* Challenge *
Your task is to transcribe all of the data below exactly, omitting the images.
===== Source data
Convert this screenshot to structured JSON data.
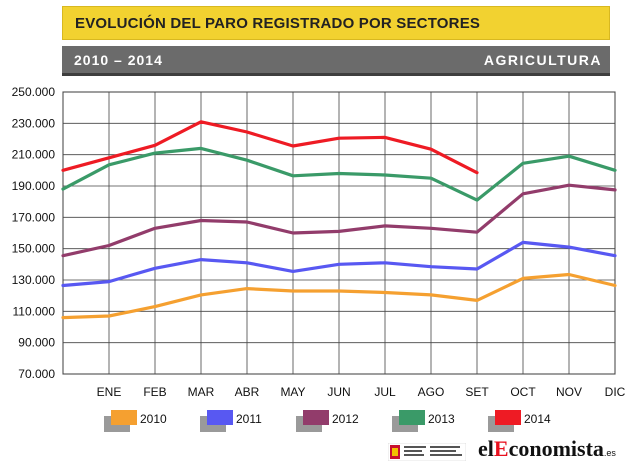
{
  "header": {
    "title": "EVOLUCIÓN DEL PARO REGISTRADO POR SECTORES",
    "period": "2010 – 2014",
    "sector": "AGRICULTURA"
  },
  "brand": {
    "logo_prefix": "el",
    "logo_highlight": "E",
    "logo_suffix": "conomista",
    "logo_domain": ".es"
  },
  "chart_data": {
    "type": "line",
    "categories": [
      "",
      "ENE",
      "FEB",
      "MAR",
      "ABR",
      "MAY",
      "JUN",
      "JUL",
      "AGO",
      "SET",
      "OCT",
      "NOV",
      "DIC"
    ],
    "y_ticks": [
      "70.000",
      "90.000",
      "110.000",
      "130.000",
      "150.000",
      "170.000",
      "190.000",
      "210.000",
      "230.000",
      "250.000"
    ],
    "ylim": [
      70000,
      250000
    ],
    "grid": true,
    "legend_position": "bottom",
    "series": [
      {
        "name": "2010",
        "color": "#f5a030",
        "values": [
          106000,
          107000,
          113000,
          120500,
          124500,
          123000,
          123000,
          122000,
          120500,
          117000,
          131000,
          133500,
          126500
        ]
      },
      {
        "name": "2011",
        "color": "#5858f2",
        "values": [
          126500,
          129000,
          137500,
          143000,
          141000,
          135500,
          140000,
          141000,
          138500,
          137000,
          154000,
          151000,
          145500
        ]
      },
      {
        "name": "2012",
        "color": "#923c6b",
        "values": [
          145500,
          152000,
          163000,
          168000,
          167000,
          160000,
          161000,
          164500,
          163000,
          160500,
          185000,
          190500,
          187500
        ]
      },
      {
        "name": "2013",
        "color": "#3a9a68",
        "values": [
          188000,
          203500,
          211000,
          214000,
          206500,
          196500,
          198000,
          197000,
          195000,
          181000,
          204500,
          209000,
          200000
        ]
      },
      {
        "name": "2014",
        "color": "#ee1b24",
        "values": [
          200000,
          208000,
          216000,
          231000,
          224500,
          215500,
          220500,
          221000,
          213500,
          198500,
          null,
          null,
          null
        ]
      }
    ]
  }
}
==========
* Answer in full *
Convert this screenshot to structured JSON data.
{
  "header": {
    "title": "EVOLUCIÓN DEL PARO REGISTRADO POR SECTORES",
    "period": "2010 – 2014",
    "sector": "AGRICULTURA"
  },
  "brand": {
    "logo_prefix": "el",
    "logo_highlight": "E",
    "logo_suffix": "conomista",
    "logo_domain": ".es"
  },
  "chart_data": {
    "type": "line",
    "categories": [
      "",
      "ENE",
      "FEB",
      "MAR",
      "ABR",
      "MAY",
      "JUN",
      "JUL",
      "AGO",
      "SET",
      "OCT",
      "NOV",
      "DIC"
    ],
    "y_ticks": [
      "70.000",
      "90.000",
      "110.000",
      "130.000",
      "150.000",
      "170.000",
      "190.000",
      "210.000",
      "230.000",
      "250.000"
    ],
    "ylim": [
      70000,
      250000
    ],
    "grid": true,
    "legend_position": "bottom",
    "series": [
      {
        "name": "2010",
        "color": "#f5a030",
        "values": [
          106000,
          107000,
          113000,
          120500,
          124500,
          123000,
          123000,
          122000,
          120500,
          117000,
          131000,
          133500,
          126500
        ]
      },
      {
        "name": "2011",
        "color": "#5858f2",
        "values": [
          126500,
          129000,
          137500,
          143000,
          141000,
          135500,
          140000,
          141000,
          138500,
          137000,
          154000,
          151000,
          145500
        ]
      },
      {
        "name": "2012",
        "color": "#923c6b",
        "values": [
          145500,
          152000,
          163000,
          168000,
          167000,
          160000,
          161000,
          164500,
          163000,
          160500,
          185000,
          190500,
          187500
        ]
      },
      {
        "name": "2013",
        "color": "#3a9a68",
        "values": [
          188000,
          203500,
          211000,
          214000,
          206500,
          196500,
          198000,
          197000,
          195000,
          181000,
          204500,
          209000,
          200000
        ]
      },
      {
        "name": "2014",
        "color": "#ee1b24",
        "values": [
          200000,
          208000,
          216000,
          231000,
          224500,
          215500,
          220500,
          221000,
          213500,
          198500,
          null,
          null,
          null
        ]
      }
    ]
  }
}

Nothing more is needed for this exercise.